From the entries below, copy every line where the string "Google" appears.
--- Data for the task ---
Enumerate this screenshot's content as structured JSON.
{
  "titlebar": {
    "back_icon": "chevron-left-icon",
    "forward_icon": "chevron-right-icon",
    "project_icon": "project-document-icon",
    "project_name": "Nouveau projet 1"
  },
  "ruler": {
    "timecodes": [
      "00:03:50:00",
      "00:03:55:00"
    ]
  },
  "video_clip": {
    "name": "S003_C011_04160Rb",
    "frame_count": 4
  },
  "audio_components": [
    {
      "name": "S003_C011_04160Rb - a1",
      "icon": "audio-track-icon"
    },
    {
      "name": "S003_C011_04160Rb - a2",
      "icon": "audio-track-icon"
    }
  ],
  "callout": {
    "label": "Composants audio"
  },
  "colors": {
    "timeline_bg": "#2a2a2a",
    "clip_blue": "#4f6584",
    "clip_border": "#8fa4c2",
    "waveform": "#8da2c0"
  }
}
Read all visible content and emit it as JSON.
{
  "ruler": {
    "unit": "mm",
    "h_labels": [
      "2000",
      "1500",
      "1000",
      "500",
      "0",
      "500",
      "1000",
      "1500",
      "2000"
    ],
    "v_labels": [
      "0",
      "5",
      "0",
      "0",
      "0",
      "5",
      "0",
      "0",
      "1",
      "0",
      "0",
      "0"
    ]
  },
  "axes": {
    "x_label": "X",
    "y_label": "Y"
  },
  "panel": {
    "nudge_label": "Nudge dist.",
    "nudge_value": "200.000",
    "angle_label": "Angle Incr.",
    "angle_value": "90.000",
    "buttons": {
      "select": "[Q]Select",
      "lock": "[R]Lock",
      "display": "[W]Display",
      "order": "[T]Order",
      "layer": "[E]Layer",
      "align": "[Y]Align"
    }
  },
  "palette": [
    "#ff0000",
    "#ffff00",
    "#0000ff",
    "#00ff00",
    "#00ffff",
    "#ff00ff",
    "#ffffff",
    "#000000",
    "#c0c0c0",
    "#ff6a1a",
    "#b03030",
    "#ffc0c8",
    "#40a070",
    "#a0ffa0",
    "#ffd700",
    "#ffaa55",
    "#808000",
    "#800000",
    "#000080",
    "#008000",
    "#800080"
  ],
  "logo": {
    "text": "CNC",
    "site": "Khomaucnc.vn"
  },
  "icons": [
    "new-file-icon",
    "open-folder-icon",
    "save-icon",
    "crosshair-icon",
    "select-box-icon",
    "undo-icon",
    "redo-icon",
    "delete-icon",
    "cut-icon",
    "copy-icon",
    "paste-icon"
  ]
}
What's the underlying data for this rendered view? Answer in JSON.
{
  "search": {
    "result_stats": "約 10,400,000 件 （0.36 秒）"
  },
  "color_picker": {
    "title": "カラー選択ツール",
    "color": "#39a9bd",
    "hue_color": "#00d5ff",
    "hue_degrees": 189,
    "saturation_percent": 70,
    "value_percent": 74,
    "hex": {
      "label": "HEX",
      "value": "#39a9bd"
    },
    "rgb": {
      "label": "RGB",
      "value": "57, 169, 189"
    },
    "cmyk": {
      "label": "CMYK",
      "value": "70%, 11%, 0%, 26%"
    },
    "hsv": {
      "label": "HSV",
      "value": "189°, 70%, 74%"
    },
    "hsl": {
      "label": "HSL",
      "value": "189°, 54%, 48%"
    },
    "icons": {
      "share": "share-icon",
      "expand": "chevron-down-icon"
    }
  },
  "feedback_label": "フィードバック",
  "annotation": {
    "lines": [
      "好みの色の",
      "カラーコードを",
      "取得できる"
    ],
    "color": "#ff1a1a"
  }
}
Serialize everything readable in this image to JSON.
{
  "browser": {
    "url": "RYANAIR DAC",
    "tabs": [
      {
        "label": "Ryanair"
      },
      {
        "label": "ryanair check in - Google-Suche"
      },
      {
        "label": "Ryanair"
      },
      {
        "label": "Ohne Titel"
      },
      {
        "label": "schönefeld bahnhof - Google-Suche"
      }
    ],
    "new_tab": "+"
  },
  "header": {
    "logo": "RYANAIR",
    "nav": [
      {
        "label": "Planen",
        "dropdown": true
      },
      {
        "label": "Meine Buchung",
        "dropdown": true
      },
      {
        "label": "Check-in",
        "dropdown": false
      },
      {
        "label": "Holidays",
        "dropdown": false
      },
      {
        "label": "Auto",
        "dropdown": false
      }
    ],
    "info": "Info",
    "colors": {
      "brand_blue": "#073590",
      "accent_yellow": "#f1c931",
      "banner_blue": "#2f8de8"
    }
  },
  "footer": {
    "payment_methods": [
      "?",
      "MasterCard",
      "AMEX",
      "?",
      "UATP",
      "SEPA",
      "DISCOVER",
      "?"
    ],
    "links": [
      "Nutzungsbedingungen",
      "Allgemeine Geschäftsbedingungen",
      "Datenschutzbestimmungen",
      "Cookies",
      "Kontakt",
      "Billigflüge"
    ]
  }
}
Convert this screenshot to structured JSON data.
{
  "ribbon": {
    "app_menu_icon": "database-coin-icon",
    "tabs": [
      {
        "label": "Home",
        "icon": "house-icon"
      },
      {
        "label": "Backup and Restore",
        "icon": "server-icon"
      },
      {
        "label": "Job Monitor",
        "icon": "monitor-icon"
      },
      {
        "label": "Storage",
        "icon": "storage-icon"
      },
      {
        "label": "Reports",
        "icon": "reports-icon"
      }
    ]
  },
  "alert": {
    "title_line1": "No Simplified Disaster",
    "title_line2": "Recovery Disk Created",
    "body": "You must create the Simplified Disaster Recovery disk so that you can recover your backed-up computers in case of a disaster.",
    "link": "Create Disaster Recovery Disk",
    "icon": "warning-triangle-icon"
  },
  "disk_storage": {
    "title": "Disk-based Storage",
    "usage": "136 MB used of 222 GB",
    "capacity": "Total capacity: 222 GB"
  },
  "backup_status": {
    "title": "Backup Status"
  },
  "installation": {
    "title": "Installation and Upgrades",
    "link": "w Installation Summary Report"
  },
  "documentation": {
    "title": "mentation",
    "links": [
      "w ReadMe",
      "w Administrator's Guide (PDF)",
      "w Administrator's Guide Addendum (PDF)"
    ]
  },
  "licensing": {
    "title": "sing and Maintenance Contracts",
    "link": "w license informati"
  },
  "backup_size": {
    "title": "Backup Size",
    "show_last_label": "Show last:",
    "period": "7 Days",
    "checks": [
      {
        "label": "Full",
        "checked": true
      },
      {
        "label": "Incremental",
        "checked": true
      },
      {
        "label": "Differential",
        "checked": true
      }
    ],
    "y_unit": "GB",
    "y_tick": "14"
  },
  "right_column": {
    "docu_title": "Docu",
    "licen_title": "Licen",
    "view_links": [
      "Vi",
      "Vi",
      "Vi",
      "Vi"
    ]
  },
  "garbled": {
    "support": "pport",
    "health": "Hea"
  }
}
---
[Written solution]
        "label": "ryanair check in - Google-Suche"
        "label": "schönefeld bahnhof - Google-Suche"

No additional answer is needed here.